[Dataset entries on figures]

——

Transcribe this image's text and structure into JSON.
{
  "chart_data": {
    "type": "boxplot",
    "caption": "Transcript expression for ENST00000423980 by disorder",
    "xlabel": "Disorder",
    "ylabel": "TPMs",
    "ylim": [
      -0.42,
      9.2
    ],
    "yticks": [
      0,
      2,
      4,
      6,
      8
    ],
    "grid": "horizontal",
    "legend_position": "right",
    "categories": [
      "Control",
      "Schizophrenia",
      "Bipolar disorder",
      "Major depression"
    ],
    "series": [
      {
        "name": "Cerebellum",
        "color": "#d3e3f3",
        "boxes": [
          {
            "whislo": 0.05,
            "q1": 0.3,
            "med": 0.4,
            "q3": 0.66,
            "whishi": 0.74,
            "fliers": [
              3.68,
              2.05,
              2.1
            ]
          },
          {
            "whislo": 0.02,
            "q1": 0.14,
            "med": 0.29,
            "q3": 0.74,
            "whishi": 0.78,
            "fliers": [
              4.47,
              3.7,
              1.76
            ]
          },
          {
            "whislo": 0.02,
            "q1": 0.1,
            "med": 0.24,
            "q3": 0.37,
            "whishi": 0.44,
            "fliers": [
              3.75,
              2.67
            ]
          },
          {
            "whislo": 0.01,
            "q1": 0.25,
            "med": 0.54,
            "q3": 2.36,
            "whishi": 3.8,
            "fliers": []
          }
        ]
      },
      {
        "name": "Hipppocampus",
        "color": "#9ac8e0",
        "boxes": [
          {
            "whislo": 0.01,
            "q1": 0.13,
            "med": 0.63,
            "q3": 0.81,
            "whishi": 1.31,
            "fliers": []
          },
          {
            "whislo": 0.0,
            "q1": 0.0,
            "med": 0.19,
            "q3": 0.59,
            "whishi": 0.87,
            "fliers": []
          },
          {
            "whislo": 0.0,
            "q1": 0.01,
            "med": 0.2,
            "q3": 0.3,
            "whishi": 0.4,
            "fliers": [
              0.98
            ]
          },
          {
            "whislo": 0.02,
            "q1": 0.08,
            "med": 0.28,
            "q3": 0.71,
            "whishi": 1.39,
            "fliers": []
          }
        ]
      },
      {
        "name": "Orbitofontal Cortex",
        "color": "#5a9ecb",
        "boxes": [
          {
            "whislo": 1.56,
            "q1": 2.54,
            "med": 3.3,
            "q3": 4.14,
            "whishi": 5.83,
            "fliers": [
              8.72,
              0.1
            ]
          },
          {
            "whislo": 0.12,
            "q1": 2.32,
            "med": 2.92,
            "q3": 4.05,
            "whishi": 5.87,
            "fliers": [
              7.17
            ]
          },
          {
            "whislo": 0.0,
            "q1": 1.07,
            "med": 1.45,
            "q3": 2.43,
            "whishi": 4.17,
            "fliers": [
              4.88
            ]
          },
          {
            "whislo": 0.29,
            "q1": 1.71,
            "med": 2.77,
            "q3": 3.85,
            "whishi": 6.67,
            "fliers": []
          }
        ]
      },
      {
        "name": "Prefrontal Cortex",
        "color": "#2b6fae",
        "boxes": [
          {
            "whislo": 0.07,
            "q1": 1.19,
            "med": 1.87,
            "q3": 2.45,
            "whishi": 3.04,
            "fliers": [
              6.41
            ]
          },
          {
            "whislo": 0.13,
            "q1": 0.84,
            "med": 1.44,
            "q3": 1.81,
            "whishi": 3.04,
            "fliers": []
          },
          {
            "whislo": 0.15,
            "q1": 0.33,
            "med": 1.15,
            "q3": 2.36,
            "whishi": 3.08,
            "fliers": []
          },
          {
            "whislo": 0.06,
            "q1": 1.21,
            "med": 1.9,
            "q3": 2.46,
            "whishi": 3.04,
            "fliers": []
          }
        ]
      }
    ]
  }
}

——

== WRITTEN EXERCISE ==
Write out every line of the material again, exactly as it reads.

== OUTPUT OF THE TASK ==
Transcribe this image's text and structure into JSON.
{
  "chart_data": {
    "type": "boxplot",
    "caption": "Transcript expression for ENST00000423980 by disorder",
    "xlabel": "Disorder",
    "ylabel": "TPMs",
    "ylim": [
      -0.42,
      9.2
    ],
    "yticks": [
      0,
      2,
      4,
      6,
      8
    ],
    "grid": "horizontal",
    "legend_position": "right",
    "categories": [
      "Control",
      "Schizophrenia",
      "Bipolar disorder",
      "Major depression"
    ],
    "series": [
      {
        "name": "Cerebellum",
        "color": "#d3e3f3",
        "boxes": [
          {
            "whislo": 0.05,
            "q1": 0.3,
            "med": 0.4,
            "q3": 0.66,
            "whishi": 0.74,
            "fliers": [
              3.68,
              2.05,
              2.1
            ]
          },
          {
            "whislo": 0.02,
            "q1": 0.14,
            "med": 0.29,
            "q3": 0.74,
            "whishi": 0.78,
            "fliers": [
              4.47,
              3.7,
              1.76
            ]
          },
          {
            "whislo": 0.02,
            "q1": 0.1,
            "med": 0.24,
            "q3": 0.37,
            "whishi": 0.44,
            "fliers": [
              3.75,
              2.67
            ]
          },
          {
            "whislo": 0.01,
            "q1": 0.25,
            "med": 0.54,
            "q3": 2.36,
            "whishi": 3.8,
            "fliers": []
          }
        ]
      },
      {
        "name": "Hipppocampus",
        "color": "#9ac8e0",
        "boxes": [
          {
            "whislo": 0.01,
            "q1": 0.13,
            "med": 0.63,
            "q3": 0.81,
            "whishi": 1.31,
            "fliers": []
          },
          {
            "whislo": 0.0,
            "q1": 0.0,
            "med": 0.19,
            "q3": 0.59,
            "whishi": 0.87,
            "fliers": []
          },
          {
            "whislo": 0.0,
            "q1": 0.01,
            "med": 0.2,
            "q3": 0.3,
            "whishi": 0.4,
            "fliers": [
              0.98
            ]
          },
          {
            "whislo": 0.02,
            "q1": 0.08,
            "med": 0.28,
            "q3": 0.71,
            "whishi": 1.39,
            "fliers": []
          }
        ]
      },
      {
        "name": "Orbitofontal Cortex",
        "color": "#5a9ecb",
        "boxes": [
          {
            "whislo": 1.56,
            "q1": 2.54,
            "med": 3.3,
            "q3": 4.14,
            "whishi": 5.83,
            "fliers": [
              8.72,
              0.1
            ]
          },
          {
            "whislo": 0.12,
            "q1": 2.32,
            "med": 2.92,
            "q3": 4.05,
            "whishi": 5.87,
            "fliers": [
              7.17
            ]
          },
          {
            "whislo": 0.0,
            "q1": 1.07,
            "med": 1.45,
            "q3": 2.43,
            "whishi": 4.17,
            "fliers": [
              4.88
            ]
          },
          {
            "whislo": 0.29,
            "q1": 1.71,
            "med": 2.77,
            "q3": 3.85,
            "whishi": 6.67,
            "fliers": []
          }
        ]
      },
      {
        "name": "Prefrontal Cortex",
        "color": "#2b6fae",
        "boxes": [
          {
            "whislo": 0.07,
            "q1": 1.19,
            "med": 1.87,
            "q3": 2.45,
            "whishi": 3.04,
            "fliers": [
              6.41
            ]
          },
          {
            "whislo": 0.13,
            "q1": 0.84,
            "med": 1.44,
            "q3": 1.81,
            "whishi": 3.04,
            "fliers": []
          },
          {
            "whislo": 0.15,
            "q1": 0.33,
            "med": 1.15,
            "q3": 2.36,
            "whishi": 3.08,
            "fliers": []
          },
          {
            "whislo": 0.06,
            "q1": 1.21,
            "med": 1.9,
            "q3": 2.46,
            "whishi": 3.04,
            "fliers": []
          }
        ]
      }
    ]
  }
}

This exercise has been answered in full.